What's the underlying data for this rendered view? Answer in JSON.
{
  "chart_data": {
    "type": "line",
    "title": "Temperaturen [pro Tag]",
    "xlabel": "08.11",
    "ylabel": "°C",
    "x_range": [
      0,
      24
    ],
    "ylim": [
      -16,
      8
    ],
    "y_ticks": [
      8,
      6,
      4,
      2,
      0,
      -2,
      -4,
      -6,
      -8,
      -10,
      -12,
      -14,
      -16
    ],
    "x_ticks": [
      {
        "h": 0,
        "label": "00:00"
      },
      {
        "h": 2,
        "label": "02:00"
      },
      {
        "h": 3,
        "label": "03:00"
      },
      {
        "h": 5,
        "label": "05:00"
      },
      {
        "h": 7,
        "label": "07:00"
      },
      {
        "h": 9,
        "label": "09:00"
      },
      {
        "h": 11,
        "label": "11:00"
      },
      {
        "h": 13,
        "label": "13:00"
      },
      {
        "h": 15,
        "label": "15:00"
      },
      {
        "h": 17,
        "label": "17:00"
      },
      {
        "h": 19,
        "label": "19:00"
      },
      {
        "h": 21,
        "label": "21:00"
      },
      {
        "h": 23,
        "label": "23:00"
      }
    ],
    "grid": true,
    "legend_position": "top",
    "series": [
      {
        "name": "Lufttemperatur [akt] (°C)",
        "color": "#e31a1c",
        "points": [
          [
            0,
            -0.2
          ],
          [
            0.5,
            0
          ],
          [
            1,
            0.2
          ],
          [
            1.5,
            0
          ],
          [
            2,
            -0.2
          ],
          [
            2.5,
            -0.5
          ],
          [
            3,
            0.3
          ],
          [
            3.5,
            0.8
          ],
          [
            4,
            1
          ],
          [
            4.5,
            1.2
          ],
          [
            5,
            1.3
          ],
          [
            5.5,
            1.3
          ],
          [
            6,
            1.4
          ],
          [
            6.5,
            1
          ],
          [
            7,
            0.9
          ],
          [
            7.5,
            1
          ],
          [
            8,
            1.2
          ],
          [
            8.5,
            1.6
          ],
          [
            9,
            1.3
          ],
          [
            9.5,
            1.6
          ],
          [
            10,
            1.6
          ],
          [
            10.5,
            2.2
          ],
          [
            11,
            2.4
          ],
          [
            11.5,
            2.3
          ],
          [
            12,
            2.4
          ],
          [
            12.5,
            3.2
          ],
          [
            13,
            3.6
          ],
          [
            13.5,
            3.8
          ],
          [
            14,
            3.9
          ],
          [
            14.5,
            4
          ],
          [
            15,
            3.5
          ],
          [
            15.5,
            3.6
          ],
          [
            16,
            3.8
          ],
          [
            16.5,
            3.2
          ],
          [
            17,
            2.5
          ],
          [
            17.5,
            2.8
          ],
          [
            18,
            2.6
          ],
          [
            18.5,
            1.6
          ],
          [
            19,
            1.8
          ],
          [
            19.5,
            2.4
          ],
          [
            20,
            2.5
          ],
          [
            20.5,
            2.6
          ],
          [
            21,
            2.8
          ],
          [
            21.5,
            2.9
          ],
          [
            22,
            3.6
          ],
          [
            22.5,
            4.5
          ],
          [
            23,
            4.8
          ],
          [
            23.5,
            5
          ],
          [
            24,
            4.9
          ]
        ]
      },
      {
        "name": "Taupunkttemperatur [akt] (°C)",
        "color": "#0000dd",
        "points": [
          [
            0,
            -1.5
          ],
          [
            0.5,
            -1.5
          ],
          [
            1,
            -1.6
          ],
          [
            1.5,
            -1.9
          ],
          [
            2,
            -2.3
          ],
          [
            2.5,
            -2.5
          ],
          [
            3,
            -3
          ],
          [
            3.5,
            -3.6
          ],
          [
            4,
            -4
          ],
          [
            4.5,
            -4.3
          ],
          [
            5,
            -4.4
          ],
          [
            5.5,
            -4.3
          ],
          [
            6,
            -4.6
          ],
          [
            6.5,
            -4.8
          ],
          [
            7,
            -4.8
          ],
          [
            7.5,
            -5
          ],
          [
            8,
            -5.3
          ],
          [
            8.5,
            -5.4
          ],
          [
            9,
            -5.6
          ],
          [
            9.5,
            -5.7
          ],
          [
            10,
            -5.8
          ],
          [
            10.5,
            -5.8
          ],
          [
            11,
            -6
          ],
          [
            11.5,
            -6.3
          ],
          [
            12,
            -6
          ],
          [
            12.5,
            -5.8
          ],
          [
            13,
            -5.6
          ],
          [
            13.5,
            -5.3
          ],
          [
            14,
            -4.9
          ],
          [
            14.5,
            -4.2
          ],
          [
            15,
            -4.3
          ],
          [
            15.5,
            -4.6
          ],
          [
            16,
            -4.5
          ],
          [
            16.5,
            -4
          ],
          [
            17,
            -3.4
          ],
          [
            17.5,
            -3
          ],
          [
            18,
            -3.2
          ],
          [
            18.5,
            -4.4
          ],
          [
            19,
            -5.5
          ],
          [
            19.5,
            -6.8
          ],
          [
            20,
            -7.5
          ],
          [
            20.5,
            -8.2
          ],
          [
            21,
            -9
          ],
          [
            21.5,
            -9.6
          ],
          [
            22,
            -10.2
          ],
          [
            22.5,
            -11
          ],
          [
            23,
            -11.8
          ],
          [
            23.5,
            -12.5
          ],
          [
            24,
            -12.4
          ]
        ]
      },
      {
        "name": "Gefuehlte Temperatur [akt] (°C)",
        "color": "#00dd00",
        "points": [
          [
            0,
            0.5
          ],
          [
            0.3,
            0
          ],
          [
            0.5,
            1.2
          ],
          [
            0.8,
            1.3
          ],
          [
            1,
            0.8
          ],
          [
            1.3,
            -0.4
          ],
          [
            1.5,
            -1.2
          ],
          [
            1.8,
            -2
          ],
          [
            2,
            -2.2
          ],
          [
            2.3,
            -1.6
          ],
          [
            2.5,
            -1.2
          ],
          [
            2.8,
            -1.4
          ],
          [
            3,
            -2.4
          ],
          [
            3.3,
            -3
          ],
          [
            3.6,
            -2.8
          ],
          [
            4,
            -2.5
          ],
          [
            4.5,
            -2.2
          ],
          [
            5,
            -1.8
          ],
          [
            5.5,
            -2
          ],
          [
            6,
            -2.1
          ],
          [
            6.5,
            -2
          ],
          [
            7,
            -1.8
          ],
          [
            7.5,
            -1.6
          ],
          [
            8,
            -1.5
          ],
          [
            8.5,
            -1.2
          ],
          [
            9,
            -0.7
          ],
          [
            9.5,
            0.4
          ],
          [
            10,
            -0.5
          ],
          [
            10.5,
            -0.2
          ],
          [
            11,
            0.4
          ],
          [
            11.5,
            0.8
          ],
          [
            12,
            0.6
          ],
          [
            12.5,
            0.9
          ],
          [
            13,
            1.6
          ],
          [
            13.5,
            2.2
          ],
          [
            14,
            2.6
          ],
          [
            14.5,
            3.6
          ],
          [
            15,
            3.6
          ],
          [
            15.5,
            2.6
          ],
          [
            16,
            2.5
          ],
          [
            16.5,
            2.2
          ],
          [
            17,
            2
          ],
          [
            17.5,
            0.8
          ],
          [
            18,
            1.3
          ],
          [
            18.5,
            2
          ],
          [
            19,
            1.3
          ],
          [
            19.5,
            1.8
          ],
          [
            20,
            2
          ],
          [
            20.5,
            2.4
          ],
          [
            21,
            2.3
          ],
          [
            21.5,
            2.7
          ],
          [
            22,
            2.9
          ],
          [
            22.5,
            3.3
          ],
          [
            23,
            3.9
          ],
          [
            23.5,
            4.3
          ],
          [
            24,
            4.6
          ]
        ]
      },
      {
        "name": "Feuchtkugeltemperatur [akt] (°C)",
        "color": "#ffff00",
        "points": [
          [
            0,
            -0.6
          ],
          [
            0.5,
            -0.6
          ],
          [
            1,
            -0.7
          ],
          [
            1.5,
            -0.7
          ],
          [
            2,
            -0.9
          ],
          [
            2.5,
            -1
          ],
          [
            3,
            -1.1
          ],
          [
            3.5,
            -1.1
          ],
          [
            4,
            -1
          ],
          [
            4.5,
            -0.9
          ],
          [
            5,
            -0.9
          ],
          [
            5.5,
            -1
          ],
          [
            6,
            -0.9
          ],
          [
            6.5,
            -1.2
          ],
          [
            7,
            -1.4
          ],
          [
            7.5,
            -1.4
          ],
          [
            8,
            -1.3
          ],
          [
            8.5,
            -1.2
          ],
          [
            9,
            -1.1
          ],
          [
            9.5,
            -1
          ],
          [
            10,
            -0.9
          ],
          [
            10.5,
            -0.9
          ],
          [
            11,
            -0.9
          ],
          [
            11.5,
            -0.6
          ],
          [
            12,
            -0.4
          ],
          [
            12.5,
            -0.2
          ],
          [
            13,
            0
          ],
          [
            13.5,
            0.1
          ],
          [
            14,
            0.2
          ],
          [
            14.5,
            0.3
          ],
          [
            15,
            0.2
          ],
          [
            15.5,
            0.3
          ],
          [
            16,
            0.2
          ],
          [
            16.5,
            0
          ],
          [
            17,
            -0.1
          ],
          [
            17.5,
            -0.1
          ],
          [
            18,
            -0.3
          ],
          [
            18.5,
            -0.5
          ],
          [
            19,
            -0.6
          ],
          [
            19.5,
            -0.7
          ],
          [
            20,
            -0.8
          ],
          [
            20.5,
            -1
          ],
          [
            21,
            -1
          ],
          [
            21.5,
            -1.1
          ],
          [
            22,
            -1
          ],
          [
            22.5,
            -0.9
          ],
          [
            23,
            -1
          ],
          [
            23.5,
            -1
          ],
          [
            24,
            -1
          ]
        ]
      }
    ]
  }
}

§ **STATED EXERCISE**
Return each line in the records that holds the string "name".

§ **RESPONSE TO THIS EXERCISE**
        "name": "Lufttemperatur [akt] (°C)",
        "name": "Taupunkttemperatur [akt] (°C)",
        "name": "Gefuehlte Temperatur [akt] (°C)",
        "name": "Feuchtkugeltemperatur [akt] (°C)",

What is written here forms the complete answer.